CHALLENGE:
Extract all lines in the data that contain the word "创建该Activity实例".
── MATERIAL PROVIDED
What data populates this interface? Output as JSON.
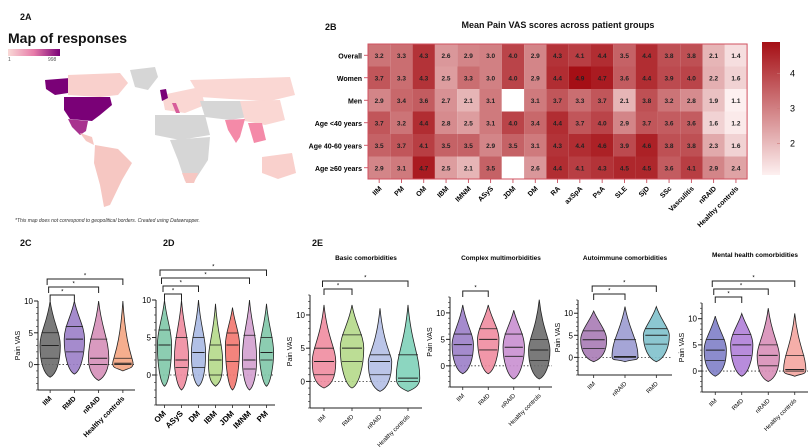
{
  "panels": {
    "a": {
      "label": "2A",
      "title": "Map of responses",
      "legend_min": "1",
      "legend_max": "998",
      "legend_colors": [
        "#f9d9d6",
        "#7a0177"
      ],
      "note": "*This map does not correspond to geopolitical borders. Created using Datawrapper."
    },
    "b": {
      "label": "2B"
    },
    "c": {
      "label": "2C"
    },
    "d": {
      "label": "2D"
    },
    "e": {
      "label": "2E"
    }
  },
  "chart_data": [
    {
      "id": "2A",
      "type": "heatmap",
      "subtype": "choropleth-map",
      "title": "Map of responses",
      "scale": {
        "min": 1,
        "max": 998
      },
      "regions": [
        {
          "name": "United States",
          "level": "high"
        },
        {
          "name": "Alaska",
          "level": "high"
        },
        {
          "name": "United Kingdom",
          "level": "high"
        },
        {
          "name": "Mexico",
          "level": "mid-high"
        },
        {
          "name": "India",
          "level": "mid"
        },
        {
          "name": "Italy",
          "level": "mid"
        },
        {
          "name": "Canada",
          "level": "low"
        },
        {
          "name": "South America",
          "level": "low"
        },
        {
          "name": "Russia",
          "level": "low"
        },
        {
          "name": "Australia",
          "level": "low"
        },
        {
          "name": "Greenland",
          "level": "none"
        },
        {
          "name": "Central Africa",
          "level": "none"
        }
      ]
    },
    {
      "id": "2B",
      "type": "heatmap",
      "title": "Mean Pain VAS scores across patient groups",
      "rows": [
        "Overall",
        "Women",
        "Men",
        "Age <40 years",
        "Age 40-60 years",
        "Age ≥60 years"
      ],
      "columns": [
        "IIM",
        "PM",
        "OM",
        "IBM",
        "IMNM",
        "ASyS",
        "JDM",
        "DM",
        "RA",
        "axSpA",
        "PsA",
        "SLE",
        "SjD",
        "SSc",
        "Vasculitis",
        "nRAID",
        "Healthy controls"
      ],
      "values": [
        [
          3.2,
          3.3,
          4.3,
          2.6,
          2.9,
          3.0,
          4.0,
          2.9,
          4.3,
          4.1,
          4.4,
          3.5,
          4.4,
          3.8,
          3.8,
          2.1,
          1.4
        ],
        [
          3.7,
          3.3,
          4.3,
          2.5,
          3.3,
          3.0,
          4.0,
          2.9,
          4.4,
          4.9,
          4.7,
          3.6,
          4.4,
          3.9,
          4.0,
          2.2,
          1.6
        ],
        [
          2.9,
          3.4,
          3.6,
          2.7,
          2.1,
          3.1,
          null,
          3.1,
          3.7,
          3.3,
          3.7,
          2.1,
          3.8,
          3.2,
          2.8,
          1.9,
          1.1
        ],
        [
          3.7,
          3.2,
          4.4,
          2.8,
          2.5,
          3.1,
          4.0,
          3.4,
          4.4,
          3.7,
          4.0,
          2.9,
          3.7,
          3.6,
          3.6,
          1.6,
          1.2
        ],
        [
          3.5,
          3.7,
          4.1,
          3.5,
          3.5,
          2.9,
          3.5,
          3.1,
          4.3,
          4.4,
          4.6,
          3.9,
          4.6,
          3.8,
          3.8,
          2.3,
          1.6
        ],
        [
          2.9,
          3.1,
          4.7,
          2.5,
          2.1,
          3.5,
          null,
          2.6,
          4.4,
          4.1,
          4.3,
          4.5,
          4.5,
          3.6,
          4.1,
          2.9,
          2.4
        ]
      ],
      "colorbar": {
        "range": [
          1.1,
          4.9
        ],
        "ticks": [
          "2",
          "3",
          "4"
        ],
        "colors": [
          "#fdf0f0",
          "#a50f15"
        ]
      }
    },
    {
      "id": "2C",
      "type": "violin",
      "ylabel": "Pain VAS",
      "yticks": [
        "0",
        "5",
        "10"
      ],
      "ylim": [
        -4,
        10
      ],
      "significance": [
        {
          "from": 0,
          "to": 1,
          "label": "*"
        },
        {
          "from": 0,
          "to": 2,
          "label": "*"
        },
        {
          "from": 0,
          "to": 3,
          "label": "*"
        }
      ],
      "groups": [
        {
          "name": "IIM",
          "color": "#6b6b6b",
          "q1": 1,
          "median": 3,
          "q3": 5,
          "min": -2,
          "max": 10
        },
        {
          "name": "RMD",
          "color": "#9b7ec8",
          "q1": 2,
          "median": 4,
          "q3": 6,
          "min": -1.5,
          "max": 10
        },
        {
          "name": "nRAID",
          "color": "#d58fb8",
          "q1": 0,
          "median": 1,
          "q3": 4,
          "min": -2.5,
          "max": 10
        },
        {
          "name": "Healthy controls",
          "color": "#f4a582",
          "q1": 0,
          "median": 0.2,
          "q3": 1,
          "min": -1,
          "max": 10
        }
      ]
    },
    {
      "id": "2D",
      "type": "violin",
      "ylabel": "Pain VAS",
      "yticks": [
        "0",
        "5",
        "10"
      ],
      "ylim": [
        -4,
        10
      ],
      "significance": [
        {
          "from": 0,
          "to": 1,
          "label": "*"
        },
        {
          "from": 0,
          "to": 2,
          "label": "*"
        },
        {
          "from": 0,
          "to": 5,
          "label": "*"
        },
        {
          "from": 0,
          "to": 6,
          "label": "*"
        }
      ],
      "groups": [
        {
          "name": "OM",
          "color": "#7fc8a9",
          "q1": 2,
          "median": 4,
          "q3": 6,
          "min": -1.5,
          "max": 10
        },
        {
          "name": "ASyS",
          "color": "#f08ca0",
          "q1": 1,
          "median": 2,
          "q3": 5,
          "min": -2,
          "max": 10
        },
        {
          "name": "DM",
          "color": "#a9b9e3",
          "q1": 1,
          "median": 3,
          "q3": 5,
          "min": -1.5,
          "max": 10
        },
        {
          "name": "IBM",
          "color": "#b5d98a",
          "q1": 0,
          "median": 2,
          "q3": 4,
          "min": -1.5,
          "max": 9.5
        },
        {
          "name": "JDM",
          "color": "#f2776f",
          "q1": 1.8,
          "median": 4,
          "q3": 5.6,
          "min": -2,
          "max": 9
        },
        {
          "name": "IMNM",
          "color": "#d3a0cf",
          "q1": 0.8,
          "median": 2,
          "q3": 5.3,
          "min": -2,
          "max": 10
        },
        {
          "name": "PM",
          "color": "#7fc8a9",
          "q1": 2,
          "median": 3,
          "q3": 5,
          "min": -1.5,
          "max": 9.5
        }
      ]
    },
    {
      "id": "2E-basic",
      "type": "violin",
      "title": "Basic comorbidities",
      "ylabel": "Pain VAS",
      "yticks": [
        "0",
        "5",
        "10"
      ],
      "ylim": [
        -4,
        13
      ],
      "significance": [
        {
          "from": 0,
          "to": 1,
          "label": "*"
        },
        {
          "from": 0,
          "to": 3,
          "label": "*"
        }
      ],
      "groups": [
        {
          "name": "IIM",
          "color": "#f08ca0",
          "q1": 1,
          "median": 3,
          "q3": 5,
          "min": -1,
          "max": 11.5
        },
        {
          "name": "RMD",
          "color": "#b5d98a",
          "q1": 3,
          "median": 5,
          "q3": 7,
          "min": -1,
          "max": 11.5
        },
        {
          "name": "nRAID",
          "color": "#b4bfe6",
          "q1": 1,
          "median": 3,
          "q3": 4,
          "min": -1.5,
          "max": 11
        },
        {
          "name": "Healthy controls",
          "color": "#7fd1b9",
          "q1": 0,
          "median": 0.5,
          "q3": 4,
          "min": -1.5,
          "max": 11.5
        }
      ]
    },
    {
      "id": "2E-complex",
      "type": "violin",
      "title": "Complex multimorbidities",
      "ylabel": "Pain VAS",
      "yticks": [
        "0",
        "5",
        "10"
      ],
      "ylim": [
        -4,
        13
      ],
      "significance": [
        {
          "from": 0,
          "to": 1,
          "label": "*"
        }
      ],
      "groups": [
        {
          "name": "IIM",
          "color": "#9b7ec8",
          "q1": 2,
          "median": 4,
          "q3": 6,
          "min": -1.5,
          "max": 11.5
        },
        {
          "name": "RMD",
          "color": "#f08ca0",
          "q1": 3,
          "median": 5,
          "q3": 7,
          "min": -1.5,
          "max": 11.5
        },
        {
          "name": "nRAID",
          "color": "#c98fd0",
          "q1": 1.8,
          "median": 3.5,
          "q3": 6,
          "min": -2.5,
          "max": 10.5
        },
        {
          "name": "Healthy controls",
          "color": "#6b6b6b",
          "q1": 1,
          "median": 3,
          "q3": 5,
          "min": -2.5,
          "max": 12.5
        }
      ]
    },
    {
      "id": "2E-autoimmune",
      "type": "violin",
      "title": "Autoimmune comorbidities",
      "ylabel": "Pain VAS",
      "yticks": [
        "0",
        "5",
        "10"
      ],
      "ylim": [
        -4,
        13
      ],
      "significance": [
        {
          "from": 0,
          "to": 1,
          "label": "*"
        },
        {
          "from": 0,
          "to": 2,
          "label": "*"
        }
      ],
      "groups": [
        {
          "name": "IIM",
          "color": "#a97bb5",
          "q1": 2,
          "median": 4,
          "q3": 6,
          "min": -1,
          "max": 10.5
        },
        {
          "name": "nRAID",
          "color": "#9b9bd1",
          "q1": 0,
          "median": 0.2,
          "q3": 4,
          "min": -1,
          "max": 11.5
        },
        {
          "name": "RMD",
          "color": "#7fc1cc",
          "q1": 3,
          "median": 5,
          "q3": 6.5,
          "min": -1,
          "max": 11.5
        }
      ]
    },
    {
      "id": "2E-mental",
      "type": "violin",
      "title": "Mental health comorbidities",
      "ylabel": "Pain VAS",
      "yticks": [
        "0",
        "5",
        "10"
      ],
      "ylim": [
        -4,
        13
      ],
      "significance": [
        {
          "from": 0,
          "to": 1,
          "label": "*"
        },
        {
          "from": 0,
          "to": 2,
          "label": "*"
        },
        {
          "from": 0,
          "to": 3,
          "label": "*"
        }
      ],
      "groups": [
        {
          "name": "IIM",
          "color": "#7f7fc8",
          "q1": 2,
          "median": 4,
          "q3": 6,
          "min": -1,
          "max": 10.5
        },
        {
          "name": "RMD",
          "color": "#b07fd8",
          "q1": 3,
          "median": 5,
          "q3": 7,
          "min": -1,
          "max": 11
        },
        {
          "name": "nRAID",
          "color": "#d88fb8",
          "q1": 1,
          "median": 3,
          "q3": 5,
          "min": -2,
          "max": 12
        },
        {
          "name": "Healthy controls",
          "color": "#f4a5a0",
          "q1": 0,
          "median": 0.3,
          "q3": 3,
          "min": -1,
          "max": 11
        }
      ]
    }
  ]
}
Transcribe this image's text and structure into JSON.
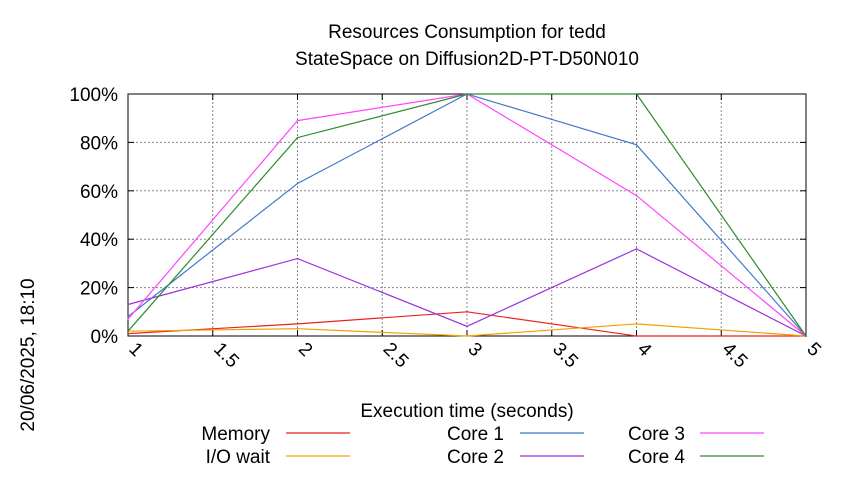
{
  "chart_data": {
    "type": "line",
    "title": "Resources Consumption for tedd",
    "subtitle": "StateSpace on Diffusion2D-PT-D50N010",
    "timestamp": "20/06/2025, 18:10",
    "xlabel": "Execution time (seconds)",
    "ylabel": "",
    "xlim": [
      1,
      5
    ],
    "ylim": [
      0,
      100
    ],
    "grid": true,
    "legend_position": "bottom",
    "x_ticks": [
      "1",
      "1.5",
      "2",
      "2.5",
      "3",
      "3.5",
      "4",
      "4.5",
      "5"
    ],
    "y_ticks": [
      "0%",
      "20%",
      "40%",
      "60%",
      "80%",
      "100%"
    ],
    "x": [
      1,
      2,
      3,
      4,
      5
    ],
    "series": [
      {
        "name": "Memory",
        "color": "#e8251d",
        "values": [
          1,
          5,
          10,
          0,
          0
        ]
      },
      {
        "name": "I/O wait",
        "color": "#f0a000",
        "values": [
          2,
          3,
          0,
          5,
          0
        ]
      },
      {
        "name": "Core 1",
        "color": "#4477cc",
        "values": [
          8,
          63,
          100,
          79,
          0
        ]
      },
      {
        "name": "Core 2",
        "color": "#9b30e0",
        "values": [
          13,
          32,
          4,
          36,
          0
        ]
      },
      {
        "name": "Core 3",
        "color": "#ff44ff",
        "values": [
          7,
          89,
          100,
          58,
          0
        ]
      },
      {
        "name": "Core 4",
        "color": "#2e8b2e",
        "values": [
          2,
          82,
          100,
          100,
          0
        ]
      }
    ]
  }
}
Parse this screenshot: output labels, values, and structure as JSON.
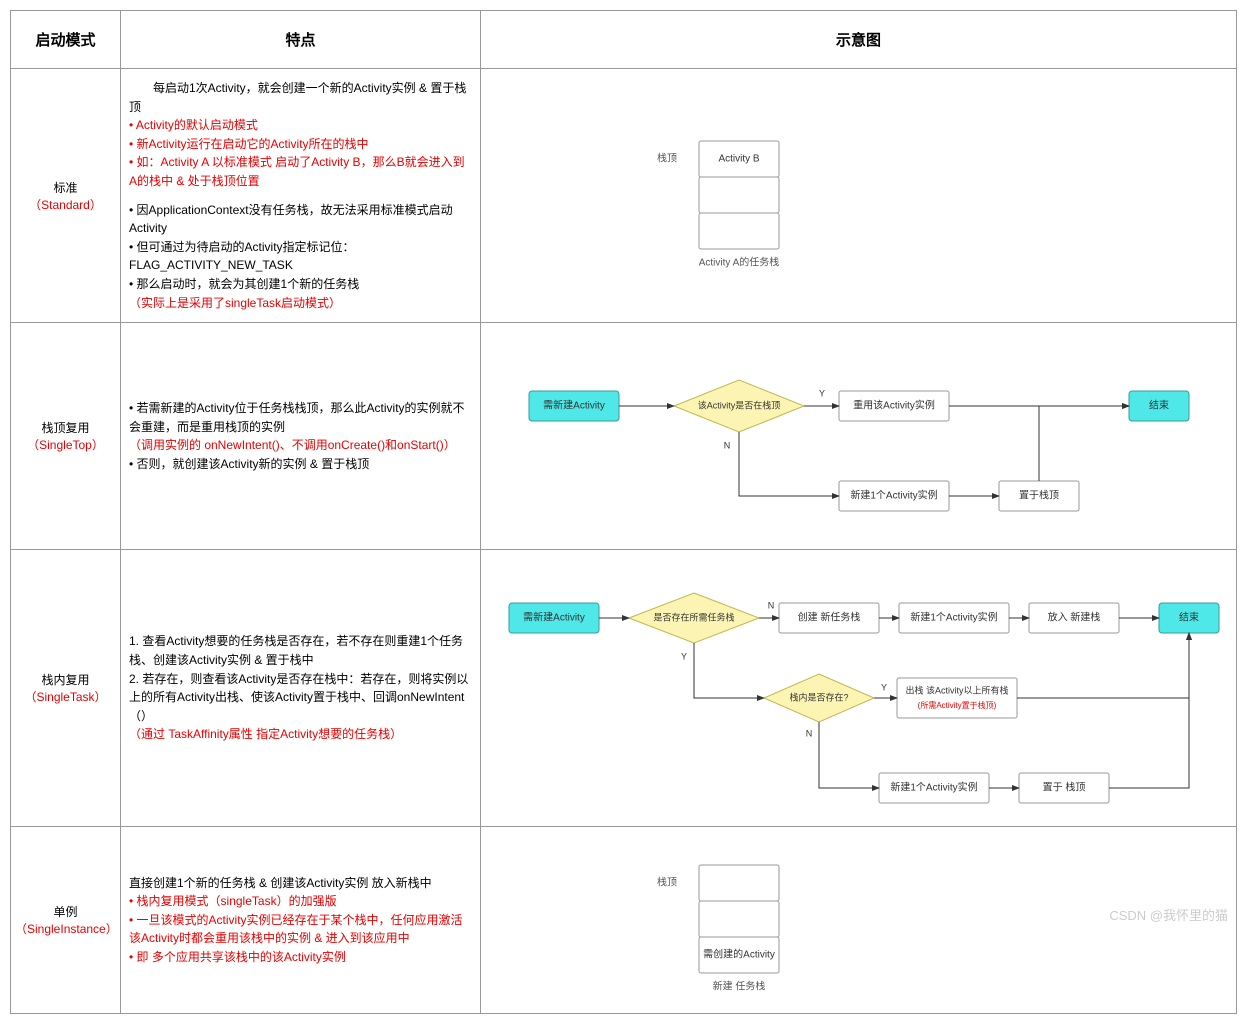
{
  "headers": {
    "col1": "启动模式",
    "col2": "特点",
    "col3": "示意图"
  },
  "colors": {
    "border": "#999999",
    "red_text": "#e60000",
    "black_text": "#000000",
    "node_start_fill": "#4ee8e8",
    "node_start_stroke": "#3a9b9b",
    "node_decision_fill": "#fbf4b3",
    "node_decision_stroke": "#bfb94e",
    "node_box_fill": "#ffffff",
    "node_box_stroke": "#999999",
    "edge_stroke": "#333333",
    "fontsize_header": 15,
    "fontsize_body": 12,
    "fontsize_svg": 10,
    "fontsize_svg_small": 8
  },
  "rows": {
    "standard": {
      "name_cn": "标准",
      "name_en": "（Standard）",
      "features": [
        {
          "t": "　　每启动1次Activity，就会创建一个新的Activity实例 & 置于栈顶",
          "c": "blk"
        },
        {
          "t": "• Activity的默认启动模式",
          "c": "red"
        },
        {
          "t": "• 新Activity运行在启动它的Activity所在的栈中",
          "c": "red"
        },
        {
          "t": "• 如：Activity A 以标准模式 启动了Activity B，那么B就会进入到A的栈中 & 处于栈顶位置",
          "c": "red"
        },
        {
          "t": "",
          "c": "blk"
        },
        {
          "t": "• 因ApplicationContext没有任务栈，故无法采用标准模式启动Activity",
          "c": "blk"
        },
        {
          "t": "• 但可通过为待启动的Activity指定标记位：FLAG_ACTIVITY_NEW_TASK",
          "c": "blk"
        },
        {
          "t": "• 那么启动时，就会为其创建1个新的任务栈",
          "c": "blk"
        },
        {
          "t": "（实际上是采用了singleTask启动模式）",
          "c": "red"
        }
      ],
      "stack": {
        "top_label": "栈顶",
        "cells": [
          "Activity B",
          "",
          ""
        ],
        "caption": "Activity A的任务栈"
      }
    },
    "singleTop": {
      "name_cn": "栈顶复用",
      "name_en": "（SingleTop）",
      "features": [
        {
          "t": "• 若需新建的Activity位于任务栈栈顶，那么此Activity的实例就不会重建，而是重用栈顶的实例",
          "c": "blk"
        },
        {
          "t": "（调用实例的 onNewIntent()、不调用onCreate()和onStart()）",
          "c": "red"
        },
        {
          "t": "• 否则，就创建该Activity新的实例 & 置于栈顶",
          "c": "blk"
        }
      ],
      "flow": {
        "start": "需新建Activity",
        "decision": "该Activity是否在栈顶",
        "y_label": "Y",
        "n_label": "N",
        "reuse": "重用该Activity实例",
        "end": "结束",
        "create": "新建1个Activity实例",
        "push": "置于栈顶"
      }
    },
    "singleTask": {
      "name_cn": "栈内复用",
      "name_en": "（SingleTask）",
      "features": [
        {
          "t": "1. 查看Activity想要的任务栈是否存在，若不存在则重建1个任务栈、创建该Activity实例 & 置于栈中",
          "c": "blk"
        },
        {
          "t": "2. 若存在，则查看该Activity是否存在栈中：若存在，则将实例以上的所有Activity出栈、使该Activity置于栈中、回调onNewIntent（）",
          "c": "blk"
        },
        {
          "t": "（通过 TaskAffinity属性 指定Activity想要的任务栈）",
          "c": "red"
        }
      ],
      "flow": {
        "start": "需新建Activity",
        "d1": "是否存在所需任务栈",
        "n1": "创建 新任务栈",
        "n2": "新建1个Activity实例",
        "n3": "放入 新建栈",
        "end": "结束",
        "d2": "栈内是否存在?",
        "y_label": "Y",
        "n_label": "N",
        "pop_line1": "出栈 该Activity以上所有栈",
        "pop_line2": "(所需Activity置于栈顶)",
        "cr2": "新建1个Activity实例",
        "push2": "置于 栈顶"
      }
    },
    "singleInstance": {
      "name_cn": "单例",
      "name_en": "（SingleInstance）",
      "features": [
        {
          "t": "直接创建1个新的任务栈 & 创建该Activity实例 放入新栈中",
          "c": "blk"
        },
        {
          "t": "• 栈内复用模式（singleTask）的加强版",
          "c": "red"
        },
        {
          "t": "• 一旦该模式的Activity实例已经存在于某个栈中，任何应用激活该Activity时都会重用该栈中的实例 & 进入到该应用中",
          "c": "red"
        },
        {
          "t": "• 即 多个应用共享该栈中的该Activity实例",
          "c": "red"
        }
      ],
      "stack": {
        "top_label": "栈顶",
        "cells": [
          "",
          "",
          "需创建的Activity"
        ],
        "caption": "新建 任务栈"
      }
    }
  },
  "watermark": "CSDN @我怀里的猫"
}
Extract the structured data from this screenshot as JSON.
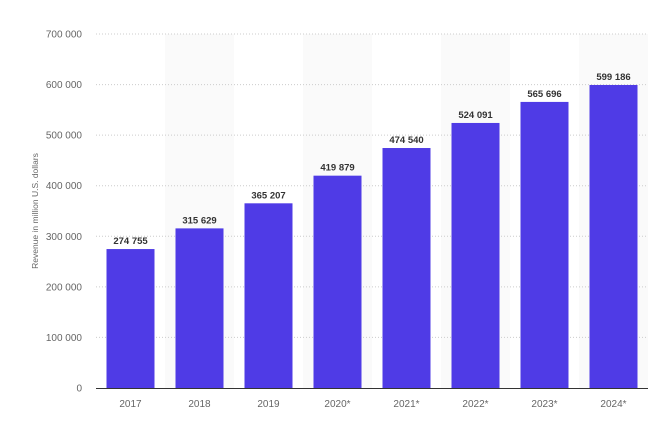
{
  "chart_data": {
    "type": "bar",
    "categories": [
      "2017",
      "2018",
      "2019",
      "2020*",
      "2021*",
      "2022*",
      "2023*",
      "2024*"
    ],
    "values": [
      274755,
      315629,
      365207,
      419879,
      474540,
      524091,
      565696,
      599186
    ],
    "value_labels": [
      "274 755",
      "315 629",
      "365 207",
      "419 879",
      "474 540",
      "524 091",
      "565 696",
      "599 186"
    ],
    "ylabel": "Revenue in million U.S. dollars",
    "xlabel": "",
    "ylim": [
      0,
      700000
    ],
    "yticks": [
      0,
      100000,
      200000,
      300000,
      400000,
      500000,
      600000,
      700000
    ],
    "ytick_labels": [
      "0",
      "100 000",
      "200 000",
      "300 000",
      "400 000",
      "500 000",
      "600 000",
      "700 000"
    ],
    "grid": true,
    "colors": {
      "bar": "#4f3be6",
      "grid": "#cccccc",
      "axis": "#333333"
    }
  }
}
────
RESPONSE TO THIS EXERCISE:
          "t": "1. 查看Activity想要的任务栈是否存在，若不存在则重建1个任务栈、创建该Activity实例 & 置于栈中",
          "t": "直接创建1个新的任务栈 & 创建该Activity实例 放入新栈中",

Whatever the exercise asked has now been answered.